'''

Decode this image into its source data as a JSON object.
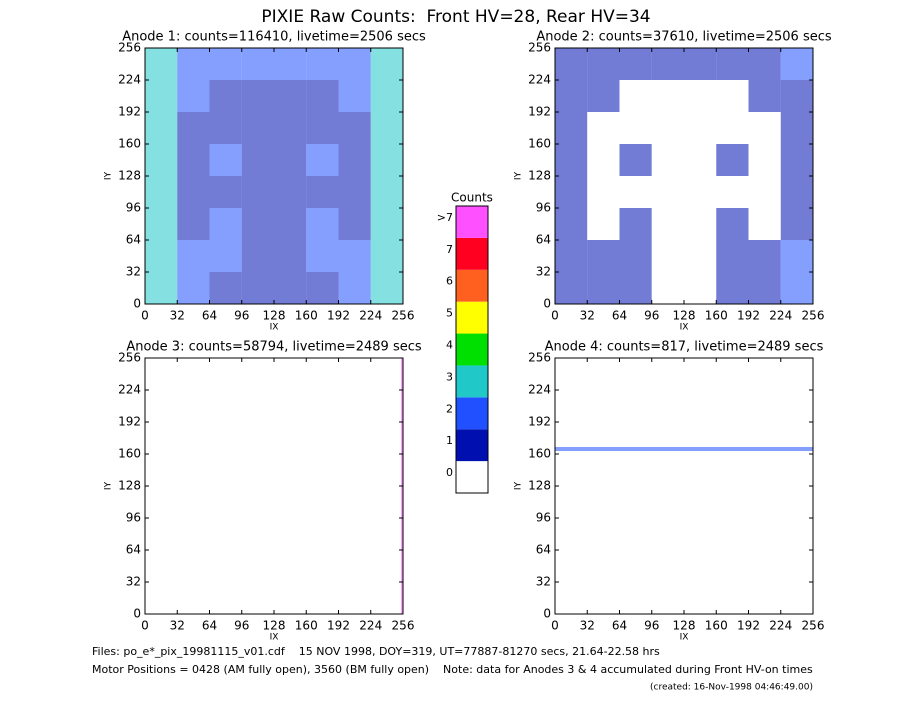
{
  "title": "PIXIE Raw Counts:  Front HV=28, Rear HV=34",
  "colorbar": {
    "title": "Counts",
    "levels": [
      "0",
      "1",
      "2",
      "3",
      "4",
      "5",
      "6",
      "7",
      ">7"
    ],
    "colors": [
      "#ffffff",
      "#0010b0",
      "#2050ff",
      "#20c8c8",
      "#00e000",
      "#ffff00",
      "#ff6020",
      "#ff0020",
      "#ff50ff"
    ]
  },
  "notes": [
    "Files: po_e*_pix_19981115_v01.cdf    15 NOV 1998, DOY=319, UT=77887-81270 secs, 21.64-22.58 hrs",
    "Motor Positions = 0428 (AM fully open), 3560 (BM fully open)    Note: data for Anodes 3 & 4 accumulated during Front HV-on times",
    "(created: 16-Nov-1998 04:46:49.00)"
  ],
  "chart_data": [
    {
      "type": "heatmap",
      "title": "Anode 1: counts=116410, livetime=2506 secs",
      "xlabel": "IX",
      "ylabel": "IY",
      "xlim": [
        0,
        256
      ],
      "ylim": [
        0,
        256
      ],
      "xticks": [
        0,
        32,
        64,
        96,
        128,
        160,
        192,
        224,
        256
      ],
      "yticks": [
        0,
        32,
        64,
        96,
        128,
        160,
        192,
        224,
        256
      ],
      "x_bins": [
        0,
        32,
        64,
        96,
        128,
        160,
        192,
        224,
        256
      ],
      "y_bins": [
        0,
        32,
        64,
        96,
        128,
        160,
        192,
        224,
        256
      ],
      "values": [
        [
          3,
          2,
          1,
          1,
          1,
          1,
          2,
          3
        ],
        [
          3,
          2,
          2,
          1,
          1,
          2,
          2,
          3
        ],
        [
          3,
          1,
          2,
          1,
          1,
          2,
          1,
          3
        ],
        [
          3,
          1,
          1,
          1,
          1,
          1,
          1,
          3
        ],
        [
          3,
          1,
          2,
          1,
          1,
          2,
          1,
          3
        ],
        [
          3,
          1,
          1,
          1,
          1,
          1,
          1,
          3
        ],
        [
          3,
          2,
          1,
          1,
          1,
          1,
          2,
          3
        ],
        [
          3,
          2,
          2,
          2,
          2,
          2,
          2,
          3
        ]
      ]
    },
    {
      "type": "heatmap",
      "title": "Anode 2: counts=37610, livetime=2506 secs",
      "xlabel": "IX",
      "ylabel": "IY",
      "xlim": [
        0,
        256
      ],
      "ylim": [
        0,
        256
      ],
      "xticks": [
        0,
        32,
        64,
        96,
        128,
        160,
        192,
        224,
        256
      ],
      "yticks": [
        0,
        32,
        64,
        96,
        128,
        160,
        192,
        224,
        256
      ],
      "x_bins": [
        0,
        32,
        64,
        96,
        128,
        160,
        192,
        224,
        256
      ],
      "y_bins": [
        0,
        32,
        64,
        96,
        128,
        160,
        192,
        224,
        256
      ],
      "values": [
        [
          1,
          1,
          1,
          0,
          0,
          1,
          1,
          2
        ],
        [
          1,
          1,
          1,
          0,
          0,
          1,
          1,
          2
        ],
        [
          1,
          0,
          1,
          0,
          0,
          1,
          0,
          1
        ],
        [
          1,
          0,
          0,
          0,
          0,
          0,
          0,
          1
        ],
        [
          1,
          0,
          1,
          0,
          0,
          1,
          0,
          1
        ],
        [
          1,
          0,
          0,
          0,
          0,
          0,
          0,
          1
        ],
        [
          1,
          1,
          0,
          0,
          0,
          0,
          1,
          1
        ],
        [
          1,
          1,
          1,
          1,
          1,
          1,
          1,
          2
        ]
      ]
    },
    {
      "type": "heatmap",
      "title": "Anode 3: counts=58794, livetime=2489 secs",
      "xlabel": "IX",
      "ylabel": "IY",
      "xlim": [
        0,
        256
      ],
      "ylim": [
        0,
        256
      ],
      "xticks": [
        0,
        32,
        64,
        96,
        128,
        160,
        192,
        224,
        256
      ],
      "yticks": [
        0,
        32,
        64,
        96,
        128,
        160,
        192,
        224,
        256
      ],
      "x_bins": [
        0,
        254,
        256
      ],
      "y_bins": [
        0,
        256
      ],
      "values": [
        [
          0,
          8
        ]
      ]
    },
    {
      "type": "heatmap",
      "title": "Anode 4: counts=817, livetime=2489 secs",
      "xlabel": "IX",
      "ylabel": "IY",
      "xlim": [
        0,
        256
      ],
      "ylim": [
        0,
        256
      ],
      "xticks": [
        0,
        32,
        64,
        96,
        128,
        160,
        192,
        224,
        256
      ],
      "yticks": [
        0,
        32,
        64,
        96,
        128,
        160,
        192,
        224,
        256
      ],
      "x_bins": [
        0,
        256
      ],
      "y_bins": [
        0,
        163,
        167,
        256
      ],
      "values": [
        [
          0
        ],
        [
          2
        ],
        [
          0
        ]
      ]
    }
  ]
}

'''

▸ **Exercise directions**
Copy all lines from the material that include "livetime".

▸ **The reply**
      "title": "Anode 1: counts=116410, livetime=2506 secs",
      "title": "Anode 2: counts=37610, livetime=2506 secs",
      "title": "Anode 3: counts=58794, livetime=2489 secs",
      "title": "Anode 4: counts=817, livetime=2489 secs",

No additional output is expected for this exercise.